* [文本节选]

▼▼▼

一个典型的例子是具有重要临床意义的PKD1基因。由于PKD1基因第1-33外显子间存在六个高度同源的假基因(与功能基因序列同源性约为97%),该基因在技术上具有挑战性。尽管使用SRS进行PKD1的临床检测已被广泛实施,并有专门的实验室工作流程支持,但这些方法仍较为复杂,可能无法解析某些内含子、结构或剪接改变变异。最近的研究表明,结合靶向长读长序列测序可以提高PKD1变异的检测能力,包括检测非典型剪接变异并更准确地区分假基因序列,支持LRS在某些未解决或复杂病例中的整合作用[23, 51]。我们对CKD机制和原因的理解随着新兴技术的发展而不断进步,从2007年的首次全基因组关联研究到2020年LRS的应用,显示出在揭示这种疾病方面的显著进展,为未来更精确的诊断和更深入的理解带来了希望[48, 49, 50]。(图1)

▲▲▲

* [现有数据]

▼▼▼

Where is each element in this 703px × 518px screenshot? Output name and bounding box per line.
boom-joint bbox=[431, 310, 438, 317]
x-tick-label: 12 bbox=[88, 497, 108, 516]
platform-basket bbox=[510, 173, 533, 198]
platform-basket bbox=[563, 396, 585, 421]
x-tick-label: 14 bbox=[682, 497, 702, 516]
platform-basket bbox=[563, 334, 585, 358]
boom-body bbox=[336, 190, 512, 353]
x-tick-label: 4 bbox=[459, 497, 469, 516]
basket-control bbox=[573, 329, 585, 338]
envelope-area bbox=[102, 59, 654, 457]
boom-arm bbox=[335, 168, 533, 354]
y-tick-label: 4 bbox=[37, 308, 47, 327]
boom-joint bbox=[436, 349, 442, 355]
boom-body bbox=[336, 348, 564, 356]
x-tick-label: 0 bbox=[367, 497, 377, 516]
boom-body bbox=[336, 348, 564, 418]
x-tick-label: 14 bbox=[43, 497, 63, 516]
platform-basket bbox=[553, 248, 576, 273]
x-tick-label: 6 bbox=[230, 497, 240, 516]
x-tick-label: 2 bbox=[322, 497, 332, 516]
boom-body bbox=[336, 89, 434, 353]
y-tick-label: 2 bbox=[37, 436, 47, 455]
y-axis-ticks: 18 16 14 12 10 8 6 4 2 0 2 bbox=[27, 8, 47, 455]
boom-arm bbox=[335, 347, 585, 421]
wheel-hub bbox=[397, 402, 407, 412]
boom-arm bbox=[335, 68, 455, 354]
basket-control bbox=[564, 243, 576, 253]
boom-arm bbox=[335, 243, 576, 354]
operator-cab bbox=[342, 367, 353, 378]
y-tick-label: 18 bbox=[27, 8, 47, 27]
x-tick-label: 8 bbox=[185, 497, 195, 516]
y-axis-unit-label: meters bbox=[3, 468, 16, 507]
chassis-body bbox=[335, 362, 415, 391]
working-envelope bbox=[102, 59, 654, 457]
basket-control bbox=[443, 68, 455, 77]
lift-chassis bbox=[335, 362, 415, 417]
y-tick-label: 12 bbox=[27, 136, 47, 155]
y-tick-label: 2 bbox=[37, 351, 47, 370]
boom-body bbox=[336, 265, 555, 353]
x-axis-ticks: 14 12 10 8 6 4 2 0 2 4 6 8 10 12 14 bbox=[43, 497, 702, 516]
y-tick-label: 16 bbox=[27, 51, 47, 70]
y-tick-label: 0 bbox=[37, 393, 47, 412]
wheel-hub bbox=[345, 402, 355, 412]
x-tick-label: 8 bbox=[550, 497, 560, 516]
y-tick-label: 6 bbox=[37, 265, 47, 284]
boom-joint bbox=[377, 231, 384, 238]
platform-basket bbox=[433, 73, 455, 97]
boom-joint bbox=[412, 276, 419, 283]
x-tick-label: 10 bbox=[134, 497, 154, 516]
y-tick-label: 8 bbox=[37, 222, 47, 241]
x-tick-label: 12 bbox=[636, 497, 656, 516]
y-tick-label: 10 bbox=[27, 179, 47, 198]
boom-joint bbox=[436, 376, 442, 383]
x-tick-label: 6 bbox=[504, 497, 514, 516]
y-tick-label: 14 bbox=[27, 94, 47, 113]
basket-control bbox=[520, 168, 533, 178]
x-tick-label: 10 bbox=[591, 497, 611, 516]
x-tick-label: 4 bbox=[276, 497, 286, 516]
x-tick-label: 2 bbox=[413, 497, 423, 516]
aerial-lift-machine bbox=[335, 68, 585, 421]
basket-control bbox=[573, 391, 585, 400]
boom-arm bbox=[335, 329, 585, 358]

▲▲▲

* [练习任务]
1 - 请把关于PKD1基因检测的文本节选中的这句话译成英文:"由于PKD1基因第1-33外显子间存在六个高度同源的假基因(与功能基因序列同源性约为97%),该基因在技术上具有挑战性。"
2 - 接着关于PKD1基因检测的文本节选往下写,从最后一句之后续写。

* [练习答案]
1 - Because there are six highly homologous pseudogenes across exons 1–33 of the PKD1 gene (with about 97% sequence homology to the functional gene), the gene is technically challenging.

2 -
**诊断效能**
已建立的CKD队列中,短读长序列测序的诊断效率约为10-30%。这里的诊断效率指通过测序识别出能够解释患者临床表型的致病性或可能致病性变异的个体比例。应用于成人CKD队列的外显子组测序研究显示,诊断效率在9%到24%之间,而在早发性疾病、阳性家族史或综合征表现的患者中观察到的效率更高[44, 52, 53]。在某些情况下,基因组诊断可以重新分类临床诊断并影响治疗决策,例如避免不适当的免疫抑制或不必要的侵入性检查。虽然全基因组测序(WGS)在技术难度较高的区域可以比外显子组测序改进变异检测,但许多诊断空白仍然存在,这反映了短读长序列技术本身的局限性[54, 55]。
LRS通过生成覆盖复杂基因组区域的扩展读长序列,克服了这些限制,从而改善了对齐、变异分相和结构变异检测。图2展示了SRS和LRS之间的关键技术差异,这些差异是LRS诊断优势的基础。LRS在人类疾病的致病基因变异临床发现中显示出多种应用,特别是在研究此前未知遗传原因的遗传性疾病或强烈怀疑的致病位点时[56, 57]。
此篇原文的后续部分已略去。